* **Brief**
Scan the data below for the string "horned". Copy every line where it appears.

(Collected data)
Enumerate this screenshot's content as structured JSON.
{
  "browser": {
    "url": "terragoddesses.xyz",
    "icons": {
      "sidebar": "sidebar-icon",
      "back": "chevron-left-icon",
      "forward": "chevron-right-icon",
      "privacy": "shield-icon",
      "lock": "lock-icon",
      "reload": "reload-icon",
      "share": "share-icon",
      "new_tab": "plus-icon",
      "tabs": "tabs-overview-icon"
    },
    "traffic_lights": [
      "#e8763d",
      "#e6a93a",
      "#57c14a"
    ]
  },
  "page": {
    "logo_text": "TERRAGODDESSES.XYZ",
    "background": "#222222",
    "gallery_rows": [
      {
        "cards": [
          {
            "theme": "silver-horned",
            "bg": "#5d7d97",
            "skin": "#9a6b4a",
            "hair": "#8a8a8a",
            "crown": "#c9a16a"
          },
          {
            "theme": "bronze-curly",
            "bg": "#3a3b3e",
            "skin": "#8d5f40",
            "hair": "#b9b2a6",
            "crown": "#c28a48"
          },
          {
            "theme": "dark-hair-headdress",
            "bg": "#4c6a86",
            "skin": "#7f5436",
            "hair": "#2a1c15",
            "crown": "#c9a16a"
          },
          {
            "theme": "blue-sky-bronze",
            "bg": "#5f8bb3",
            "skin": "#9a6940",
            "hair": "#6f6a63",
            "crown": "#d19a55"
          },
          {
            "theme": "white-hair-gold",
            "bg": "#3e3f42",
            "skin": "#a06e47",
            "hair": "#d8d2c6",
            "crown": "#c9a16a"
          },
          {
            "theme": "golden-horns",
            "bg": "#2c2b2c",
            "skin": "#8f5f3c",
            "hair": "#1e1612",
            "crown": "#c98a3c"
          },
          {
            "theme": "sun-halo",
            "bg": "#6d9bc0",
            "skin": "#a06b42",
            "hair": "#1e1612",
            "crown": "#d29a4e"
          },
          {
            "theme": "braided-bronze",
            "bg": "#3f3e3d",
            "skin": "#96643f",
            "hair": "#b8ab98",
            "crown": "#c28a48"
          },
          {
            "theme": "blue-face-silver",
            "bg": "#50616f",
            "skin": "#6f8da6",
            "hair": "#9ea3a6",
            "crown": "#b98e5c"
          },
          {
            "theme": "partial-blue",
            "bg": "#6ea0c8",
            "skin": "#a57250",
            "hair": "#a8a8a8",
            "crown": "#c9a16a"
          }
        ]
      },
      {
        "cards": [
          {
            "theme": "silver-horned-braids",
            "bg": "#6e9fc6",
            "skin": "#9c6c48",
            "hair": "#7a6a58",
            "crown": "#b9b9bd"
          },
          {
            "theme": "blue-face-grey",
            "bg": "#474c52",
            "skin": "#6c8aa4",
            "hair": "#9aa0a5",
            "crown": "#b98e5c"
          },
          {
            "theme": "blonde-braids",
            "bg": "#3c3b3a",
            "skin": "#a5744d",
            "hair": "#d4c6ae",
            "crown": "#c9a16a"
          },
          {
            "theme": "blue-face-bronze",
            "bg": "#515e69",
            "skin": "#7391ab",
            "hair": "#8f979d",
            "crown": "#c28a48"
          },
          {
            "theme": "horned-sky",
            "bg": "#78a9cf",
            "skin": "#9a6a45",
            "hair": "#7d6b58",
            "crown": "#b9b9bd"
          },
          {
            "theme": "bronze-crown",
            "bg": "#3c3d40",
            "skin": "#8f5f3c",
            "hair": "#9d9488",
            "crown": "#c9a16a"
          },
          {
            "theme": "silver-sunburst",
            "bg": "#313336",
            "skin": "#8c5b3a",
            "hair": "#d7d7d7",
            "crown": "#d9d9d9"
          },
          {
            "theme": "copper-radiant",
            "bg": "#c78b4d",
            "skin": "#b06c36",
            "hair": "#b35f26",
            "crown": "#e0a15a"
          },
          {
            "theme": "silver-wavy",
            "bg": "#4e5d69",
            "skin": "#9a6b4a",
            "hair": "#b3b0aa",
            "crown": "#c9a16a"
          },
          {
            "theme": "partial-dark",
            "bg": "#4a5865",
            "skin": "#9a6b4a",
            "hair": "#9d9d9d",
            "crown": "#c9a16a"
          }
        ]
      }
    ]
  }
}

* **Exercise response**
            "theme": "silver-horned",
            "theme": "silver-horned-braids",
            "theme": "horned-sky",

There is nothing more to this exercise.